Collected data

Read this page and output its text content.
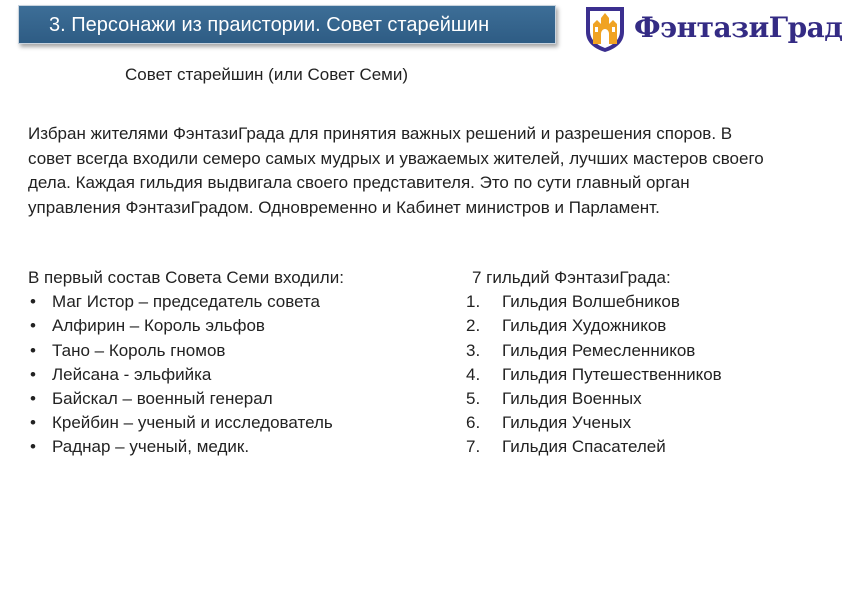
3. Персонажи из праистории. Совет старейшин	ФэнтазиГрад
Совет старейшин (или Совет Семи)
Избран жителями ФэнтазиГрада для принятия важных решений и разрешения споров. В совет всегда входили семеро самых мудрых и уважаемых жителей, лучших мастеров своего дела. Каждая гильдия выдвигала своего представителя. Это по сути главный орган управления ФэнтазиГрадом. Одновременно и Кабинет министров и Парламент.

В первый состав Совета Семи входили:

• Маг Истор – председатель совета
• Алфирин – Король эльфов
• Тано – Король гномов
• Лейсана - эльфийка
• Байскал – военный генерал
• Крейбин – ученый и исследователь
• Раднар – ученый, медик.

7 гильдий ФэнтазиГрада:

1. Гильдия Волшебников
2. Гильдия Художников
3. Гильдия Ремесленников
4. Гильдия Путешественников
5. Гильдия Военных
6. Гильдия Ученых
7. Гильдия Спасателей
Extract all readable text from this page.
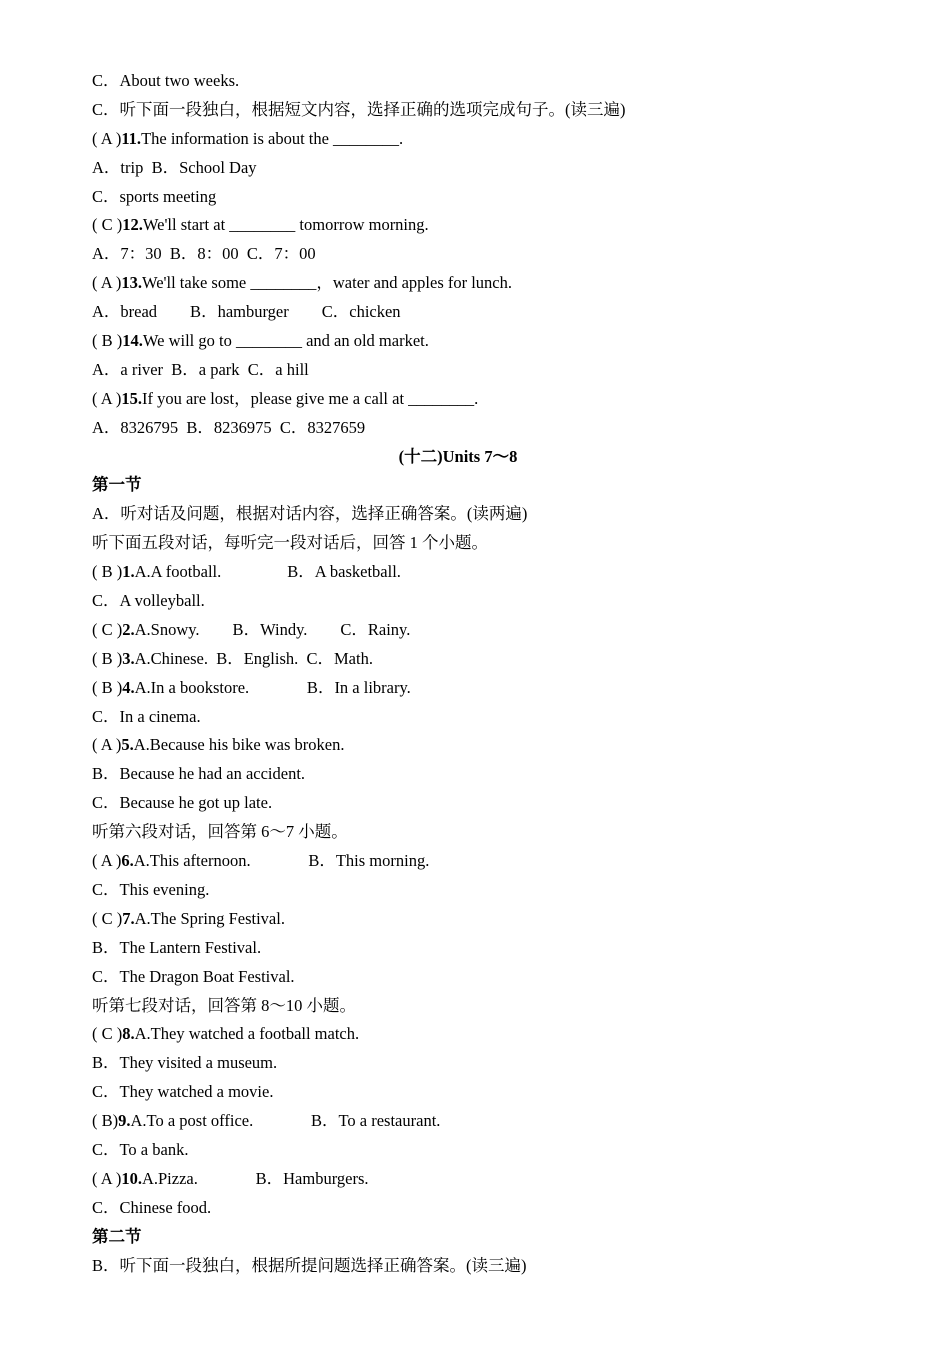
C．About two weeks.
C．听下面一段独白，根据短文内容，选择正确的选项完成句子。(读三遍)
( A )11.The information is about the ________.
A．trip  B．School Day
C．sports meeting
( C )12.We'll start at ________ tomorrow morning.
A．7：30  B．8：00  C．7：00
( A )13.We'll take some ________，water and apples for lunch.
A．bread        B．hamburger        C．chicken
( B )14.We will go to ________ and an old market.
A．a river  B．a park  C．a hill
( A )15.If you are lost，please give me a call at ________.
A．8326795  B．8236975  C．8327659
(十二)Units 7～8
第一节
A．听对话及问题，根据对话内容，选择正确答案。(读两遍)
听下面五段对话，每听完一段对话后，回答 1 个小题。
( B )1.A.A football.                B．A basketball.
C．A volleyball.
( C )2.A.Snowy.        B．Windy.        C．Rainy.
( B )3.A.Chinese.  B．English.  C．Math.
( B )4.A.In a bookstore.              B．In a library.
C．In a cinema.
( A )5.A.Because his bike was broken.
B．Because he had an accident.
C．Because he got up late.
听第六段对话，回答第 6～7 小题。
( A )6.A.This afternoon.              B．This morning.
C．This evening.
( C )7.A.The Spring Festival.
B．The Lantern Festival.
C．The Dragon Boat Festival.
听第七段对话，回答第 8～10 小题。
( C )8.A.They watched a football match.
B．They visited a museum.
C．They watched a movie.
( B)9.A.To a post office.              B．To a restaurant.
C．To a bank.
( A )10.A.Pizza.              B．Hamburgers.
C．Chinese food.
第二节
B．听下面一段独白，根据所提问题选择正确答案。(读三遍)
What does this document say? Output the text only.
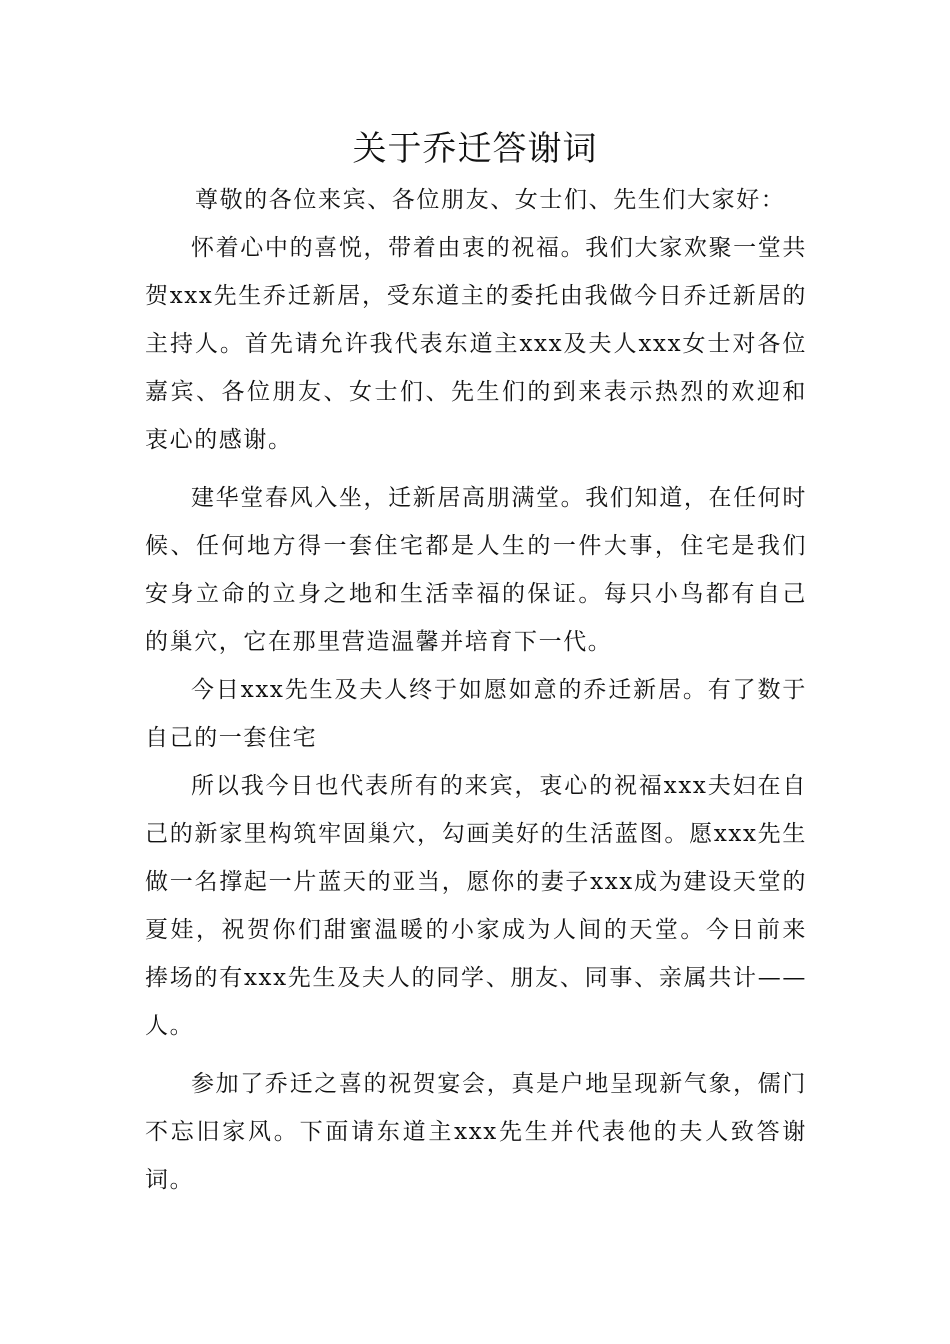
关于乔迁答谢词

尊敬的各位来宾、各位朋友、女士们、先生们大家好：

怀着心中的喜悦，带着由衷的祝福。我们大家欢聚一堂共贺xxx先生乔迁新居，受东道主的委托由我做今日乔迁新居的主持人。首先请允许我代表东道主xxx及夫人xxx女士对各位嘉宾、各位朋友、女士们、先生们的到来表示热烈的欢迎和衷心的感谢。

建华堂春风入坐，迁新居高朋满堂。我们知道，在任何时候、任何地方得一套住宅都是人生的一件大事，住宅是我们安身立命的立身之地和生活幸福的保证。每只小鸟都有自己的巢穴，它在那里营造温馨并培育下一代。

今日xxx先生及夫人终于如愿如意的乔迁新居。有了数于自己的一套住宅

所以我今日也代表所有的来宾，衷心的祝福xxx夫妇在自己的新家里构筑牢固巢穴，勾画美好的生活蓝图。愿xxx先生做一名撑起一片蓝天的亚当，愿你的妻子xxx成为建设天堂的夏娃，祝贺你们甜蜜温暖的小家成为人间的天堂。今日前来捧场的有xxx先生及夫人的同学、朋友、同事、亲属共计——人。

参加了乔迁之喜的祝贺宴会，真是户地呈现新气象，儒门不忘旧家风。下面请东道主xxx先生并代表他的夫人致答谢词。
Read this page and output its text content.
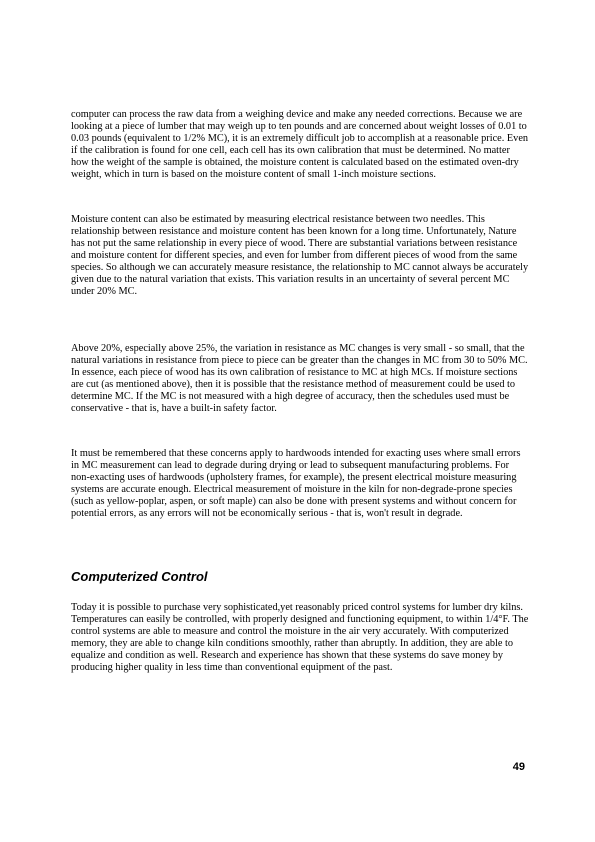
computer can process the raw data from a weighing device and make any needed corrections. Because we are looking at a piece of lumber that may weigh up to ten pounds and are concerned about weight losses of 0.01 to 0.03 pounds (equivalent to 1/2% MC), it is an extremely difficult job to accomplish at a reasonable price. Even if the calibration is found for one cell, each cell has its own calibration that must be determined. No matter how the weight of the sample is obtained, the moisture content is calculated based on the estimated oven-dry weight, which in turn is based on the moisture content of small 1-inch moisture sections.

Moisture content can also be estimated by measuring electrical resistance between two needles. This relationship between resistance and moisture content has been known for a long time. Unfortunately, Nature has not put the same relationship in every piece of wood. There are substantial variations between resistance and moisture content for different species, and even for lumber from different pieces of wood from the same species. So although we can accurately measure resistance, the relationship to MC cannot always be accurately given due to the natural variation that exists. This variation results in an uncertainty of several percent MC under 20% MC.

Above 20%, especially above 25%, the variation in resistance as MC changes is very small - so small, that the natural variations in resistance from piece to piece can be greater than the changes in MC from 30 to 50% MC. In essence, each piece of wood has its own calibration of resistance to MC at high MCs. If moisture sections are cut (as mentioned above), then it is possible that the resistance method of measurement could be used to determine MC. If the MC is not measured with a high degree of accuracy, then the schedules used must be conservative - that is, have a built-in safety factor.

It must be remembered that these concerns apply to hardwoods intended for exacting uses where small errors in MC measurement can lead to degrade during drying or lead to subsequent manufacturing problems. For non-exacting uses of hardwoods (upholstery frames, for example), the present electrical moisture measuring systems are accurate enough. Electrical measurement of moisture in the kiln for non-degrade-prone species (such as yellow-poplar, aspen, or soft maple) can also be done with present systems and without concern for potential errors, as any errors will not be economically serious - that is, won't result in degrade.

Computerized Control

Today it is possible to purchase very sophisticated,yet reasonably priced control systems for lumber dry kilns. Temperatures can easily be controlled, with properly designed and functioning equipment, to within 1/4°F. The control systems are able to measure and control the moisture in the air very accurately. With computerized memory, they are able to change kiln conditions smoothly, rather than abruptly. In addition, they are able to equalize and condition as well. Research and experience has shown that these systems do save money by producing higher quality in less time than conventional equipment of the past.

49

## Objective
Identify every line holding the word "measuring" and copy it out.

## Written response
Moisture content can also be estimated by measuring electrical resistance between two needles. This relationship between resistance and moisture content has been known for a long time. Unfortunately, Nature has not put the same relationship in every piece of wood. There are substantial variations between resistance and moisture content for different species, and even for lumber from different pieces of wood from the same species. So although we can accurately measure resistance, the relationship to MC cannot always be accurately given due to the natural variation that exists. This variation results in an uncertainty of several percent MC under 20% MC.
It must be remembered that these concerns apply to hardwoods intended for exacting uses where small errors in MC measurement can lead to degrade during drying or lead to subsequent manufacturing problems. For non-exacting uses of hardwoods (upholstery frames, for example), the present electrical moisture measuring systems are accurate enough. Electrical measurement of moisture in the kiln for non-degrade-prone species (such as yellow-poplar, aspen, or soft maple) can also be done with present systems and without concern for potential errors, as any errors will not be economically serious - that is, won't result in degrade.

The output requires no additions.